Task details — Every entry here needs to be repeated exactly.

Dataset rows —
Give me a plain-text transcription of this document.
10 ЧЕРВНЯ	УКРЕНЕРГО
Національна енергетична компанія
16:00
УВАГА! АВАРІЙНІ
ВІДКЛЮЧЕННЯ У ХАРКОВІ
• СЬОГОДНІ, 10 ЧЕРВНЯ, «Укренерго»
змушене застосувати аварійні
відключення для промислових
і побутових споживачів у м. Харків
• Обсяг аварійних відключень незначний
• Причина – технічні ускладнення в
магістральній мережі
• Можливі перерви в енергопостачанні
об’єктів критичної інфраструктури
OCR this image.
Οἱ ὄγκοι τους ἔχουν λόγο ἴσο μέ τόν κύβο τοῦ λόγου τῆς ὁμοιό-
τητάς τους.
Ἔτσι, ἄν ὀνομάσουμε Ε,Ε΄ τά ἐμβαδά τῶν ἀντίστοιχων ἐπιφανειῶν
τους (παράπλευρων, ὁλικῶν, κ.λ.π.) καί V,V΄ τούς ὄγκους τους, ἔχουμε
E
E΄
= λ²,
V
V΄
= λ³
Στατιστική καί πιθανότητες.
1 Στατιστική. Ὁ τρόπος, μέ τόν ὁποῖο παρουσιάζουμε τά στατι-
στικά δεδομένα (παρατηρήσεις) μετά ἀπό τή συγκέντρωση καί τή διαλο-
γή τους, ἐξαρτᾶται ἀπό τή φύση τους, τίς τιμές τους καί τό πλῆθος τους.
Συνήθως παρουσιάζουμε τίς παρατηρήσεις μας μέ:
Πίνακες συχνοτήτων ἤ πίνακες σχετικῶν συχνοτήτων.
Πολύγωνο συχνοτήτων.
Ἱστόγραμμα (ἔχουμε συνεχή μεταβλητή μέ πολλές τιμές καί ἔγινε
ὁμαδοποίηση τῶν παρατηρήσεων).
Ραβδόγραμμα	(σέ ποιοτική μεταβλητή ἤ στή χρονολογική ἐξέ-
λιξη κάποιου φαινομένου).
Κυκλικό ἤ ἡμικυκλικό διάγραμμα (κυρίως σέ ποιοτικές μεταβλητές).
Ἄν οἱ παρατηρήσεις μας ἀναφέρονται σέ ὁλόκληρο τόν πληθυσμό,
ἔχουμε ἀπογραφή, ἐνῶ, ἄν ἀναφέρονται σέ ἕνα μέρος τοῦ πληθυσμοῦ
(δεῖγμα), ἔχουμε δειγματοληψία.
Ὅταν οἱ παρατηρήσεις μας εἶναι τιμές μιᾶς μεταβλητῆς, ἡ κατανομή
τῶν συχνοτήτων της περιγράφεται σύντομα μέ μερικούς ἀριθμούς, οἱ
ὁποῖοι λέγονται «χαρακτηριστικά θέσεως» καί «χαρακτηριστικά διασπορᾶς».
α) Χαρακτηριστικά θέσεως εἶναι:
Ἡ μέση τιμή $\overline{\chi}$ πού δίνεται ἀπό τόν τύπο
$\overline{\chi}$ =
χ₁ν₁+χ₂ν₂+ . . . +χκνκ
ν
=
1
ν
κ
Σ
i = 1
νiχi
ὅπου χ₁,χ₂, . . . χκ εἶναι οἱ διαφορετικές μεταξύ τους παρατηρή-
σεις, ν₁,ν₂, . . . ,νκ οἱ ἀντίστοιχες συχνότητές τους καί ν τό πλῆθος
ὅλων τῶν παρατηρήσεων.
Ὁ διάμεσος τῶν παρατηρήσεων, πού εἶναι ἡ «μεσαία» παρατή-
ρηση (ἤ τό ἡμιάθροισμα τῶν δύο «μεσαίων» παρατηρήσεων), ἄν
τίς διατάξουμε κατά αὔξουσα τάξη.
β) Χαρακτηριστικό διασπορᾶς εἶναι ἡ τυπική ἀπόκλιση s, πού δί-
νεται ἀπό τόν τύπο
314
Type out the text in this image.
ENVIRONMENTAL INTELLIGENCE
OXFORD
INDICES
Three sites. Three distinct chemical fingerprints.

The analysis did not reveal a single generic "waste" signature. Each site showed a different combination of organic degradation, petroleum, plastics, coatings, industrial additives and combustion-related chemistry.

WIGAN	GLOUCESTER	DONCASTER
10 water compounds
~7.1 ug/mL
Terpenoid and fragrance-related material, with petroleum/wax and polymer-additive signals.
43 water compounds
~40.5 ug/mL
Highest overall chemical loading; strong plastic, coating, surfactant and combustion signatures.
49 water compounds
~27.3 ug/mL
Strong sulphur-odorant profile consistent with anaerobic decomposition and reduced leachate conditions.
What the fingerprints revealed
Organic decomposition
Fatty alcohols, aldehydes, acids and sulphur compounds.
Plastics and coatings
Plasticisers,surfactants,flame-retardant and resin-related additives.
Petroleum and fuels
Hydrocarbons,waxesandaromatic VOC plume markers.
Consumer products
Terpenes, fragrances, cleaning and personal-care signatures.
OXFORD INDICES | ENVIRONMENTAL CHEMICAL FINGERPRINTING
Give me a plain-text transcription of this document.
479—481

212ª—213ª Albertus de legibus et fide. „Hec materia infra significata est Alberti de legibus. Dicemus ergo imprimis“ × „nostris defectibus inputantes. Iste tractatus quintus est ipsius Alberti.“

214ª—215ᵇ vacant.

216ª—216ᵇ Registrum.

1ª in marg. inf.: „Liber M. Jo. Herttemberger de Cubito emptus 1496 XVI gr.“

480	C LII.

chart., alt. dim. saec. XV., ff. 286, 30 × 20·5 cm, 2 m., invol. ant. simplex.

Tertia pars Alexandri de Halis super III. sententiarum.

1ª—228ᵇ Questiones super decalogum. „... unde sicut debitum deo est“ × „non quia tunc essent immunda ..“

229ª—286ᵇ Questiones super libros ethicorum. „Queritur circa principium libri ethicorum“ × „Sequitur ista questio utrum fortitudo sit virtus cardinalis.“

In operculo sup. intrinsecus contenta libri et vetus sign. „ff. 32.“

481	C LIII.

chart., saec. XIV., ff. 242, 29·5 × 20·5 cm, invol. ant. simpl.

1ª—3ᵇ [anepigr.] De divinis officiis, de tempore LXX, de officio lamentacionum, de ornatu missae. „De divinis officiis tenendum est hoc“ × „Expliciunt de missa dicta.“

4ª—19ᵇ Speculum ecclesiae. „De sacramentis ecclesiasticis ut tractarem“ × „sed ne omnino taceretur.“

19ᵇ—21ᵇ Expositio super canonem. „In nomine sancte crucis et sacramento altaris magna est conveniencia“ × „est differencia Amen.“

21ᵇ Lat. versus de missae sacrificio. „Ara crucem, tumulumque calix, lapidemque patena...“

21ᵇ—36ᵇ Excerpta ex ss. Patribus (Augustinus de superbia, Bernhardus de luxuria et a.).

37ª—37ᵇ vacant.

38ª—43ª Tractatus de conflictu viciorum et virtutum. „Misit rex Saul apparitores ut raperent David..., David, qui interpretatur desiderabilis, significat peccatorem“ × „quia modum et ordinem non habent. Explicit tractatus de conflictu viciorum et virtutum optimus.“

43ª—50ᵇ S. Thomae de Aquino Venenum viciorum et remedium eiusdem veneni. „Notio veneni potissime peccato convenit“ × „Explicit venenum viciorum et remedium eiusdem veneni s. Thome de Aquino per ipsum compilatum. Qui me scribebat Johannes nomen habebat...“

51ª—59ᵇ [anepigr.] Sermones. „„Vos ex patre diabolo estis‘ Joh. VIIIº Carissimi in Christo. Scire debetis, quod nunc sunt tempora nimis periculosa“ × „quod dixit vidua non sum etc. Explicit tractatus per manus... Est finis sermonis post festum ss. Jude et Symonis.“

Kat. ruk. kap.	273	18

Exercise output —
Give me a plain-text transcription of this document.
10 ЧЕРВНЯ	УКРЕНЕРГО
Національна енергетична компанія
16:00
УВАГА! АВАРІЙНІ
ВІДКЛЮЧЕННЯ У ХАРКОВІ
• СЬОГОДНІ, 10 ЧЕРВНЯ, «Укренерго»
змушене застосувати аварійні
відключення для промислових
і побутових споживачів у м. Харків
• Обсяг аварійних відключень незначний
• Причина – технічні ускладнення в
магістральній мережі
• Можливі перерви в енергопостачанні
об’єктів критичної інфраструктури
OCR this image.
Οἱ ὄγκοι τους ἔχουν λόγο ἴσο μέ τόν κύβο τοῦ λόγου τῆς ὁμοιό-
τητάς τους.
Ἔτσι, ἄν ὀνομάσουμε Ε,Ε΄ τά ἐμβαδά τῶν ἀντίστοιχων ἐπιφανειῶν
τους (παράπλευρων, ὁλικῶν, κ.λ.π.) καί V,V΄ τούς ὄγκους τους, ἔχουμε
E
E΄
= λ²,
V
V΄
= λ³
Στατιστική καί πιθανότητες.
1 Στατιστική. Ὁ τρόπος, μέ τόν ὁποῖο παρουσιάζουμε τά στατι-
στικά δεδομένα (παρατηρήσεις) μετά ἀπό τή συγκέντρωση καί τή διαλο-
γή τους, ἐξαρτᾶται ἀπό τή φύση τους, τίς τιμές τους καί τό πλῆθος τους.
Συνήθως παρουσιάζουμε τίς παρατηρήσεις μας μέ:
Πίνακες συχνοτήτων ἤ πίνακες σχετικῶν συχνοτήτων.
Πολύγωνο συχνοτήτων.
Ἱστόγραμμα (ἔχουμε συνεχή μεταβλητή μέ πολλές τιμές καί ἔγινε
ὁμαδοποίηση τῶν παρατηρήσεων).
Ραβδόγραμμα	(σέ ποιοτική μεταβλητή ἤ στή χρονολογική ἐξέ-
λιξη κάποιου φαινομένου).
Κυκλικό ἤ ἡμικυκλικό διάγραμμα (κυρίως σέ ποιοτικές μεταβλητές).
Ἄν οἱ παρατηρήσεις μας ἀναφέρονται σέ ὁλόκληρο τόν πληθυσμό,
ἔχουμε ἀπογραφή, ἐνῶ, ἄν ἀναφέρονται σέ ἕνα μέρος τοῦ πληθυσμοῦ
(δεῖγμα), ἔχουμε δειγματοληψία.
Ὅταν οἱ παρατηρήσεις μας εἶναι τιμές μιᾶς μεταβλητῆς, ἡ κατανομή
τῶν συχνοτήτων της περιγράφεται σύντομα μέ μερικούς ἀριθμούς, οἱ
ὁποῖοι λέγονται «χαρακτηριστικά θέσεως» καί «χαρακτηριστικά διασπορᾶς».
α) Χαρακτηριστικά θέσεως εἶναι:
Ἡ μέση τιμή $\overline{\chi}$ πού δίνεται ἀπό τόν τύπο
$\overline{\chi}$ =
χ₁ν₁+χ₂ν₂+ . . . +χκνκ
ν
=
1
ν
κ
Σ
i = 1
νiχi
ὅπου χ₁,χ₂, . . . χκ εἶναι οἱ διαφορετικές μεταξύ τους παρατηρή-
σεις, ν₁,ν₂, . . . ,νκ οἱ ἀντίστοιχες συχνότητές τους καί ν τό πλῆθος
ὅλων τῶν παρατηρήσεων.
Ὁ διάμεσος τῶν παρατηρήσεων, πού εἶναι ἡ «μεσαία» παρατή-
ρηση (ἤ τό ἡμιάθροισμα τῶν δύο «μεσαίων» παρατηρήσεων), ἄν
τίς διατάξουμε κατά αὔξουσα τάξη.
β) Χαρακτηριστικό διασπορᾶς εἶναι ἡ τυπική ἀπόκλιση s, πού δί-
νεται ἀπό τόν τύπο
314
Type out the text in this image.
ENVIRONMENTAL INTELLIGENCE
OXFORD
INDICES
Three sites. Three distinct chemical fingerprints.

The analysis did not reveal a single generic "waste" signature. Each site showed a different combination of organic degradation, petroleum, plastics, coatings, industrial additives and combustion-related chemistry.

WIGAN	GLOUCESTER	DONCASTER
10 water compounds
~7.1 ug/mL
Terpenoid and fragrance-related material, with petroleum/wax and polymer-additive signals.
43 water compounds
~40.5 ug/mL
Highest overall chemical loading; strong plastic, coating, surfactant and combustion signatures.
49 water compounds
~27.3 ug/mL
Strong sulphur-odorant profile consistent with anaerobic decomposition and reduced leachate conditions.
What the fingerprints revealed
Organic decomposition
Fatty alcohols, aldehydes, acids and sulphur compounds.
Plastics and coatings
Plasticisers,surfactants,flame-retardant and resin-related additives.
Petroleum and fuels
Hydrocarbons,waxesandaromatic VOC plume markers.
Consumer products
Terpenes, fragrances, cleaning and personal-care signatures.
OXFORD INDICES | ENVIRONMENTAL CHEMICAL FINGERPRINTING
Give me a plain-text transcription of this document.
479—481

212ª—213ª Albertus de legibus et fide. „Hec materia infra significata est Alberti de legibus. Dicemus ergo imprimis“ × „nostris defectibus inputantes. Iste tractatus quintus est ipsius Alberti.“

214ª—215ᵇ vacant.

216ª—216ᵇ Registrum.

1ª in marg. inf.: „Liber M. Jo. Herttemberger de Cubito emptus 1496 XVI gr.“

480	C LII.

chart., alt. dim. saec. XV., ff. 286, 30 × 20·5 cm, 2 m., invol. ant. simplex.

Tertia pars Alexandri de Halis super III. sententiarum.

1ª—228ᵇ Questiones super decalogum. „... unde sicut debitum deo est“ × „non quia tunc essent immunda ..“

229ª—286ᵇ Questiones super libros ethicorum. „Queritur circa principium libri ethicorum“ × „Sequitur ista questio utrum fortitudo sit virtus cardinalis.“

In operculo sup. intrinsecus contenta libri et vetus sign. „ff. 32.“

481	C LIII.

chart., saec. XIV., ff. 242, 29·5 × 20·5 cm, invol. ant. simpl.

1ª—3ᵇ [anepigr.] De divinis officiis, de tempore LXX, de officio lamentacionum, de ornatu missae. „De divinis officiis tenendum est hoc“ × „Expliciunt de missa dicta.“

4ª—19ᵇ Speculum ecclesiae. „De sacramentis ecclesiasticis ut tractarem“ × „sed ne omnino taceretur.“

19ᵇ—21ᵇ Expositio super canonem. „In nomine sancte crucis et sacramento altaris magna est conveniencia“ × „est differencia Amen.“

21ᵇ Lat. versus de missae sacrificio. „Ara crucem, tumulumque calix, lapidemque patena...“

21ᵇ—36ᵇ Excerpta ex ss. Patribus (Augustinus de superbia, Bernhardus de luxuria et a.).

37ª—37ᵇ vacant.

38ª—43ª Tractatus de conflictu viciorum et virtutum. „Misit rex Saul apparitores ut raperent David..., David, qui interpretatur desiderabilis, significat peccatorem“ × „quia modum et ordinem non habent. Explicit tractatus de conflictu viciorum et virtutum optimus.“

43ª—50ᵇ S. Thomae de Aquino Venenum viciorum et remedium eiusdem veneni. „Notio veneni potissime peccato convenit“ × „Explicit venenum viciorum et remedium eiusdem veneni s. Thome de Aquino per ipsum compilatum. Qui me scribebat Johannes nomen habebat...“

51ª—59ᵇ [anepigr.] Sermones. „„Vos ex patre diabolo estis‘ Joh. VIIIº Carissimi in Christo. Scire debetis, quod nunc sunt tempora nimis periculosa“ × „quod dixit vidua non sum etc. Explicit tractatus per manus... Est finis sermonis post festum ss. Jude et Symonis.“

Kat. ruk. kap.	273	18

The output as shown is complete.